**TASK REQUIREMENTS**
Lay out the lines below, from the line containing "app-bar: デバイスのヘルプ 学習" through the line containing "494, 301, 518]", both included, as a JSON list of strings with one string per line and no blank lines.

**SOURCE DATA**
>> START
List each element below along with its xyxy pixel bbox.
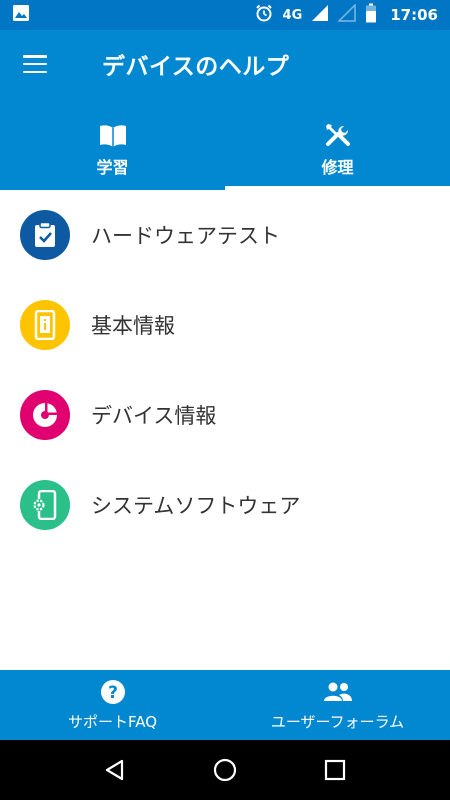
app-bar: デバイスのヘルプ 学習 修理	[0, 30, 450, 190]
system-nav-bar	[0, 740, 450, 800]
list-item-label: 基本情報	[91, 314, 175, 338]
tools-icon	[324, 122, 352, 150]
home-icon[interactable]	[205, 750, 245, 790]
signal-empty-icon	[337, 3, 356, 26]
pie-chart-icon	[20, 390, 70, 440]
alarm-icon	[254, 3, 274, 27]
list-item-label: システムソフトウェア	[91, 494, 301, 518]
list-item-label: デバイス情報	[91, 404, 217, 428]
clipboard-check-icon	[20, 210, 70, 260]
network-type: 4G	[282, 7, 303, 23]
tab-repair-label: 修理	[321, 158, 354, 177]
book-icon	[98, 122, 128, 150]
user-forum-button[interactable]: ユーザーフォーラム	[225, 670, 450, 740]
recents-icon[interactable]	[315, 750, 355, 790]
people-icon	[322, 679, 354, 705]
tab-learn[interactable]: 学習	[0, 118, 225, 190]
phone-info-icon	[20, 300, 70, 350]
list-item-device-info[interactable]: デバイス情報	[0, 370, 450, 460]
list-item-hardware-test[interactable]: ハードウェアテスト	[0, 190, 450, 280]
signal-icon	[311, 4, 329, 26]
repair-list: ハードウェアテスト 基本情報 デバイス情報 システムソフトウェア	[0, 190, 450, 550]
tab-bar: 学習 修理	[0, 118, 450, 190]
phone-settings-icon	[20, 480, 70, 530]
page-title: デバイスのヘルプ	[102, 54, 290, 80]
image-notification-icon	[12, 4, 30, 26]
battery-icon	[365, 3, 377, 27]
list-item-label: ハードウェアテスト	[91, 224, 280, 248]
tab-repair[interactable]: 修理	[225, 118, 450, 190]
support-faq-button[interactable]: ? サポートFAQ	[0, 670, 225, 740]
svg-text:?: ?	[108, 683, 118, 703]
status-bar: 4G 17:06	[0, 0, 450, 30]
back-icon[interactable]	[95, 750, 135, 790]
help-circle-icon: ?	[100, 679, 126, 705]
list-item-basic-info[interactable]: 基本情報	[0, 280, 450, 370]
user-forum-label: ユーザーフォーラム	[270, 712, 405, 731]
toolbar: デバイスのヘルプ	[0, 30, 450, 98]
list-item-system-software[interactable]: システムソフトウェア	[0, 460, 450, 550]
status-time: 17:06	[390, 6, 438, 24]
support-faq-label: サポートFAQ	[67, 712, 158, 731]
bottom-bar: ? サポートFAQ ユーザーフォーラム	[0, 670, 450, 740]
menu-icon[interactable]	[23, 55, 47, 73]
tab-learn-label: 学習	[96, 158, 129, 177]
>> END
>> START
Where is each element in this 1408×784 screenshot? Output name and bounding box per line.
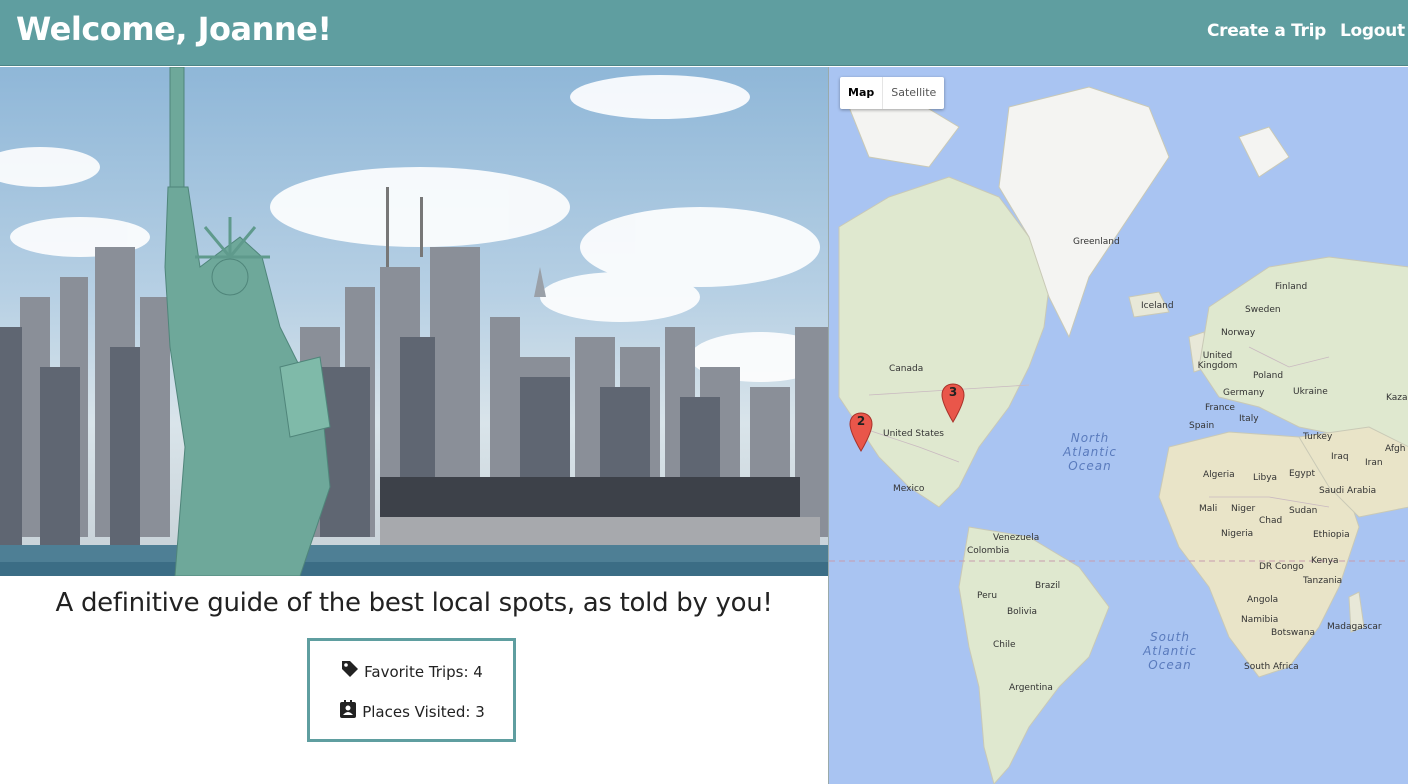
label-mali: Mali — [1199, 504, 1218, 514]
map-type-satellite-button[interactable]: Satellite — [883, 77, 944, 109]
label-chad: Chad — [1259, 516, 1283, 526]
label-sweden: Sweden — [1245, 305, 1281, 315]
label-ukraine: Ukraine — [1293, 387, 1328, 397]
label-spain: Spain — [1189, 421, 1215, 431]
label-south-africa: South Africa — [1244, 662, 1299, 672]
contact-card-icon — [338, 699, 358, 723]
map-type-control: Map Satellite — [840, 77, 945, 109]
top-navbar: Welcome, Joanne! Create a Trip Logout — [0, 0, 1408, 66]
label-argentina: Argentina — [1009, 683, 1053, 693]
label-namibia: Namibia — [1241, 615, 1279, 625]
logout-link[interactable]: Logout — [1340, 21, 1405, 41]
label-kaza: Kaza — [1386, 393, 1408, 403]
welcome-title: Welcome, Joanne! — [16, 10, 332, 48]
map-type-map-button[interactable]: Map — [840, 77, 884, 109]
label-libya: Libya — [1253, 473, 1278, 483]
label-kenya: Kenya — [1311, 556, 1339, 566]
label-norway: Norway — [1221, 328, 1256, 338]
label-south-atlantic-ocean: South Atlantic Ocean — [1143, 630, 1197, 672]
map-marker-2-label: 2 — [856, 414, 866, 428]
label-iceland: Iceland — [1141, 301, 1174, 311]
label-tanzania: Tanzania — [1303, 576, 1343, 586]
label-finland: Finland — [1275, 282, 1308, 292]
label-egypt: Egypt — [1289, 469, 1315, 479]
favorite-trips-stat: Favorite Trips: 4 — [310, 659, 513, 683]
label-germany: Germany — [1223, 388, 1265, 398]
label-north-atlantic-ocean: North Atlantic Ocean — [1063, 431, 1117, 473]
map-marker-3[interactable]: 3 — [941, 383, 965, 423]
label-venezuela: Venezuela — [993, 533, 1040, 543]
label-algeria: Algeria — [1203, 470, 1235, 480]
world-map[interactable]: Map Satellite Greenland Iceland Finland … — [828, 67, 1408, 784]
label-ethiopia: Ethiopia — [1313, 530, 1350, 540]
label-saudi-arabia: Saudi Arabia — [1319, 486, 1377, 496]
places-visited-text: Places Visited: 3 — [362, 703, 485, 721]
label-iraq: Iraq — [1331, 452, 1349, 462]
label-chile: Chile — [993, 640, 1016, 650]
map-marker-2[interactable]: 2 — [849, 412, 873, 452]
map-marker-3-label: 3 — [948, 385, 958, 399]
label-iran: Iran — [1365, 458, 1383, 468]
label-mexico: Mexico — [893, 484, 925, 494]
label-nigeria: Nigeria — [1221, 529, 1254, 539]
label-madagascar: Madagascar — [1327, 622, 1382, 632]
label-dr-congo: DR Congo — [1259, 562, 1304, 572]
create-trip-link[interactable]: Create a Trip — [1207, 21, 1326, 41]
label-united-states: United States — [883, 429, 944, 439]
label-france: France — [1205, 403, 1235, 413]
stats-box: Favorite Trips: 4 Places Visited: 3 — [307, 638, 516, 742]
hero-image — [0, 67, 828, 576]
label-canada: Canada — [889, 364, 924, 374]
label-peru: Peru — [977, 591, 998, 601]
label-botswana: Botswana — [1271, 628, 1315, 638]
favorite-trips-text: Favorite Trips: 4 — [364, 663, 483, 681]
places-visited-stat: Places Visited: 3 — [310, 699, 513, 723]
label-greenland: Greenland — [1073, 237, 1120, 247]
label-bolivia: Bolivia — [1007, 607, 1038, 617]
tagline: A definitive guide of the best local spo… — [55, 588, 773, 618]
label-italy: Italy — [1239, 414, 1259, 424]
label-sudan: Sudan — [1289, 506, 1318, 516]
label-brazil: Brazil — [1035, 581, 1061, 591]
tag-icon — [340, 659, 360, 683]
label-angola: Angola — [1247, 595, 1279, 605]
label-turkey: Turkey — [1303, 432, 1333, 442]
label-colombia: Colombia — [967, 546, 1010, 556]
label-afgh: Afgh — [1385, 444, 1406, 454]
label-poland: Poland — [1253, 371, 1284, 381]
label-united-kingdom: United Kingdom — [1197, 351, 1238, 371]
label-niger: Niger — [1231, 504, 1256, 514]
>> END
**RESPONSE BELOW**
[
  "app-bar: デバイスのヘルプ 学習 修理\t[0, 30, 450, 190]",
  "system-nav-bar\t[0, 740, 450, 800]",
  "list-item-label: 基本情報\t[91, 314, 175, 338]",
  "tools-icon\t[324, 122, 352, 150]",
  "home-icon[interactable]\t[205, 750, 245, 790]",
  "signal-empty-icon\t[337, 3, 356, 26]",
  "pie-chart-icon\t[20, 390, 70, 440]",
  "alarm-icon\t[254, 3, 274, 27]",
  "list-item-label: システムソフトウェア\t[91, 494, 301, 518]"
]